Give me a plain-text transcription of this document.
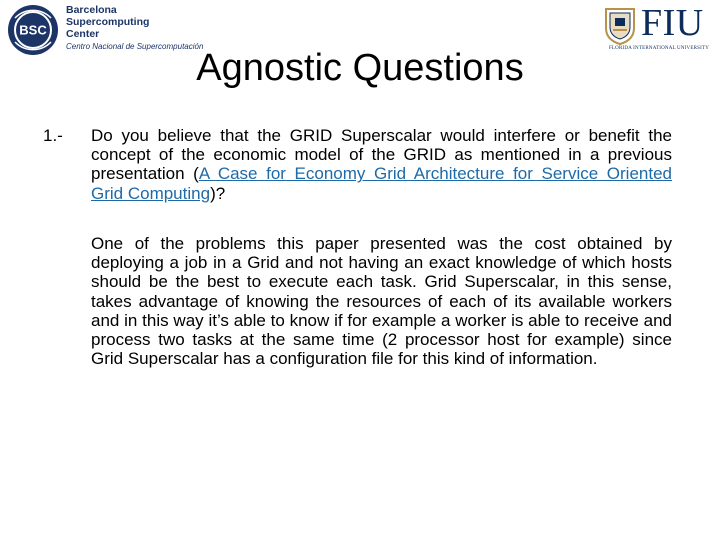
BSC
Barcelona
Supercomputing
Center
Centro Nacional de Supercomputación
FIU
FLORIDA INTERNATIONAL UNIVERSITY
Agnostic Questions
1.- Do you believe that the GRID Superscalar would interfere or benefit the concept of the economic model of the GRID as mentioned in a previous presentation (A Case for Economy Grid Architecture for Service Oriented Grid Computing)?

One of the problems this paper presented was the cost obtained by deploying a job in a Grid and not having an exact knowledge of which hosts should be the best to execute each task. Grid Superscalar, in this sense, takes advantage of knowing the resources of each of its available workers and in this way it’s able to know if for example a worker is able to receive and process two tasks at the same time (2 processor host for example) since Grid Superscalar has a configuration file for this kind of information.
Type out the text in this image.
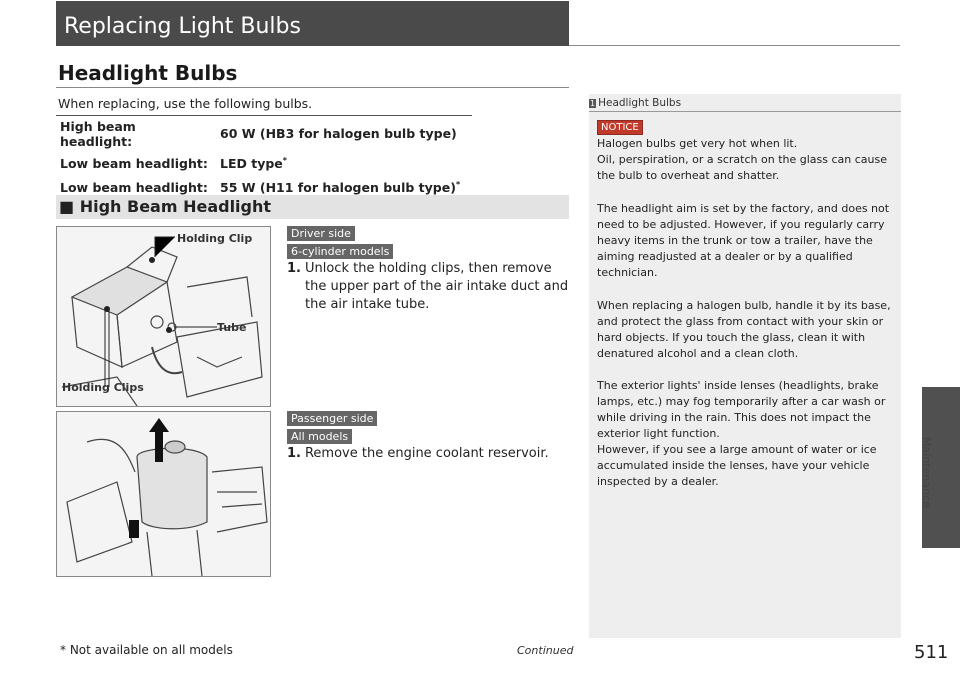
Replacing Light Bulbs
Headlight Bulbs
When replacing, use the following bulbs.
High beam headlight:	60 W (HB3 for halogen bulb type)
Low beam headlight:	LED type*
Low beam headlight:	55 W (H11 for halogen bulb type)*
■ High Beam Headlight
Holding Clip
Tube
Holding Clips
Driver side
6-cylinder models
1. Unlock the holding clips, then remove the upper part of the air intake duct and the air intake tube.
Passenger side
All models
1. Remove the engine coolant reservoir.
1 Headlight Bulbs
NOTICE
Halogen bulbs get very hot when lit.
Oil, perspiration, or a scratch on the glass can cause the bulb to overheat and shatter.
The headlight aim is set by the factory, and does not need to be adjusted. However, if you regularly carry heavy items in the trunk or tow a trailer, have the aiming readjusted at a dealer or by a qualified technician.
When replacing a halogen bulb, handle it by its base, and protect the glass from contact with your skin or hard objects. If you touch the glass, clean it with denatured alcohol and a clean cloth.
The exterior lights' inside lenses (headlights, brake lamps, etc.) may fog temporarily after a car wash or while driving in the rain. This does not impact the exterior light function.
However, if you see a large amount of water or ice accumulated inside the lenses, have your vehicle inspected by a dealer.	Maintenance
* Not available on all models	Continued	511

◆ ◆ ◆

=== WHAT THE TASK REQUIRES ===
Where a line holds "dealer", copy it out.

=== ANSWER ===
The headlight aim is set by the factory, and does not need to be adjusted. However, if you regularly carry heavy items in the trunk or tow a trailer, have the aiming readjusted at a dealer or by a qualified technician.
However, if you see a large amount of water or ice accumulated inside the lenses, have your vehicle inspected by a dealer.	Maintenance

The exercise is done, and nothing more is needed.